◆ Exercise task
Find and copy every line in the records that includes the string "POWR".

◆ Given entries
%%
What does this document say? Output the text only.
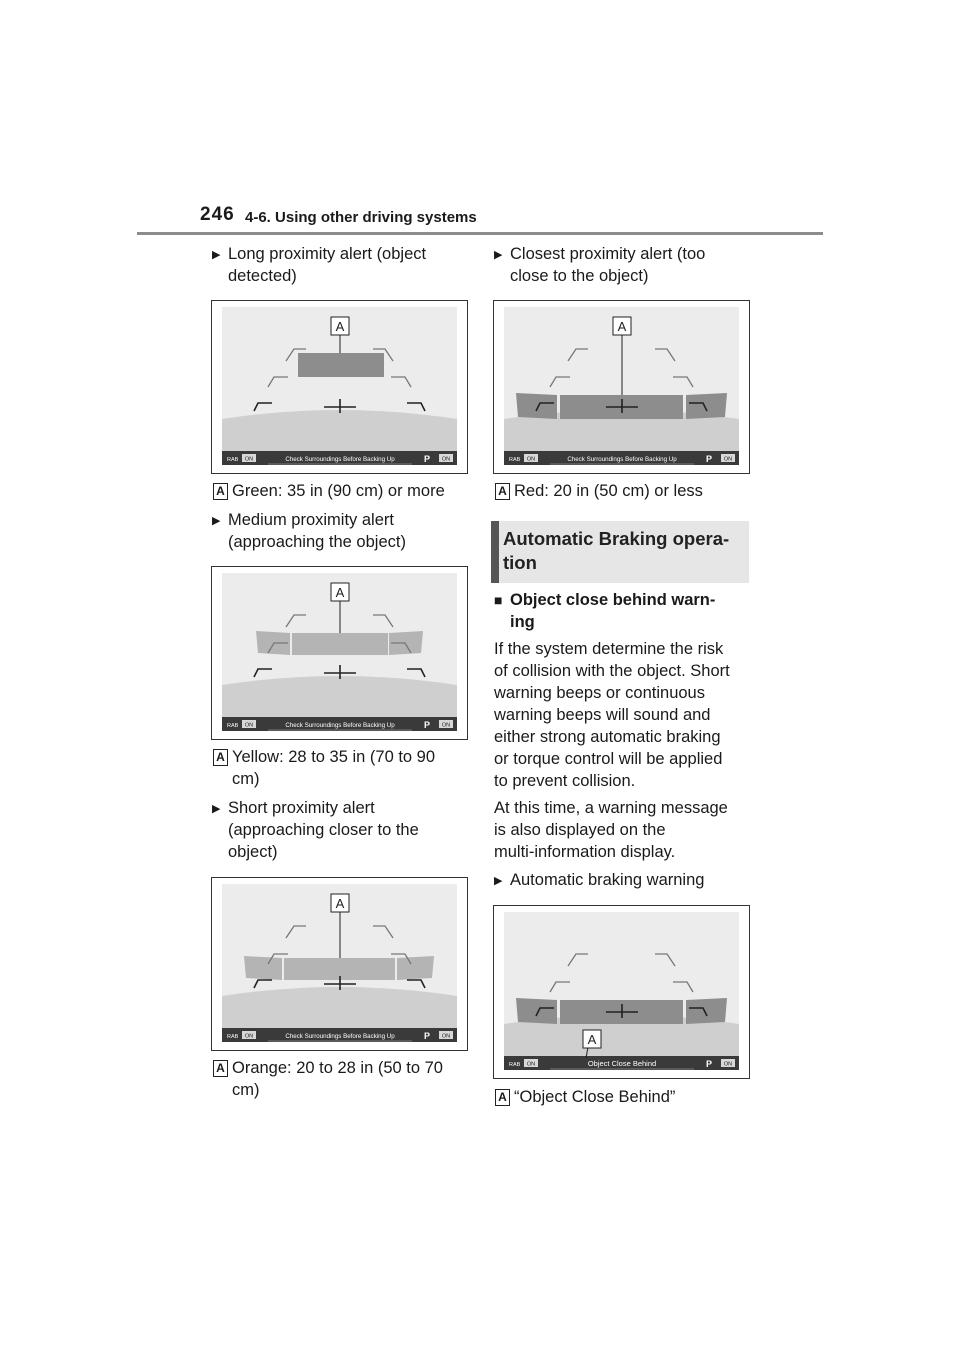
246 4-6. Using other driving systems
▶ Long proximity alert (object
detected)
A
RAB ON	Check Surroundings Before Backing Up	P ON
A Green: 35 in (90 cm) or more
▶ Medium proximity alert
(approaching the object)
A
RAB ON	Check Surroundings Before Backing Up	P ON
A Yellow: 28 to 35 in (70 to 90
cm)
▶ Short proximity alert
(approaching closer to the
object)
A
RAB ON	Check Surroundings Before Backing Up	P ON
A Orange: 20 to 28 in (50 to 70
cm)
▶ Closest proximity alert (too
close to the object)
A
RAB ON	Check Surroundings Before Backing Up	P ON
A Red: 20 in (50 cm) or less
Automatic Braking opera-
tion
■ Object close behind warn-
ing
If the system determine the risk
of collision with the object. Short
warning beeps or continuous
warning beeps will sound and
either strong automatic braking
or torque control will be applied
to prevent collision.
At this time, a warning message
is also displayed on the
multi-information display.
▶ Automatic braking warning
A
RAB ON	Object Close Behind	P ON
A “Object Close Behind”
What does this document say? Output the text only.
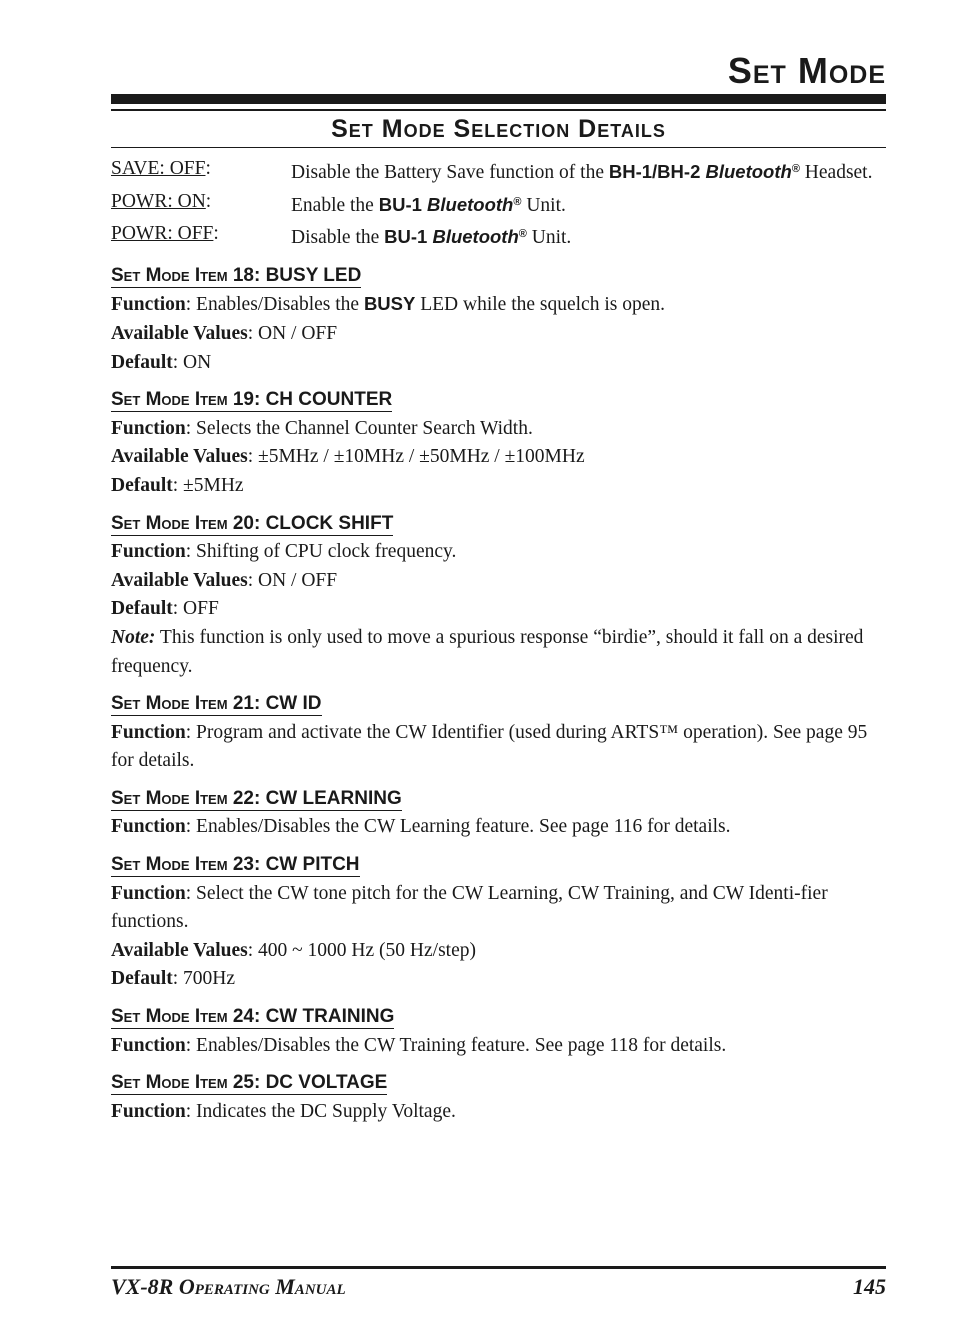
Set Mode
Set Mode Selection Details
SAVE: OFF:	Disable the Battery Save function of the BH-1/BH-2 Bluetooth® Headset.
POWR: ON:	Enable the BU-1 Bluetooth® Unit.
POWR: OFF:	Disable the BU-1 Bluetooth® Unit.
Set Mode Item 18: BUSY LED

Function: Enables/Disables the BUSY LED while the squelch is open.

Available Values: ON / OFF

Default: ON

Set Mode Item 19: CH COUNTER

Function: Selects the Channel Counter Search Width.

Available Values: ±5MHz / ±10MHz / ±50MHz / ±100MHz

Default: ±5MHz

Set Mode Item 20: CLOCK SHIFT

Function: Shifting of CPU clock frequency.

Available Values: ON / OFF

Default: OFF

Note: This function is only used to move a spurious response “birdie”, should it fall on a desired frequency.

Set Mode Item 21: CW ID

Function: Program and activate the CW Identifier (used during ARTS™ operation). See page 95 for details.

Set Mode Item 22: CW LEARNING

Function: Enables/Disables the CW Learning feature. See page 116 for details.

Set Mode Item 23: CW PITCH

Function: Select the CW tone pitch for the CW Learning, CW Training, and CW Identi-fier functions.

Available Values: 400 ~ 1000 Hz (50 Hz/step)

Default: 700Hz

Set Mode Item 24: CW TRAINING

Function: Enables/Disables the CW Training feature. See page 118 for details.

Set Mode Item 25: DC VOLTAGE

Function: Indicates the DC Supply Voltage.

VX-8R Operating Manual	145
%%
◆ Exercise result
POWR: ON:	Enable the BU-1 Bluetooth® Unit.
POWR: OFF:	Disable the BU-1 Bluetooth® Unit.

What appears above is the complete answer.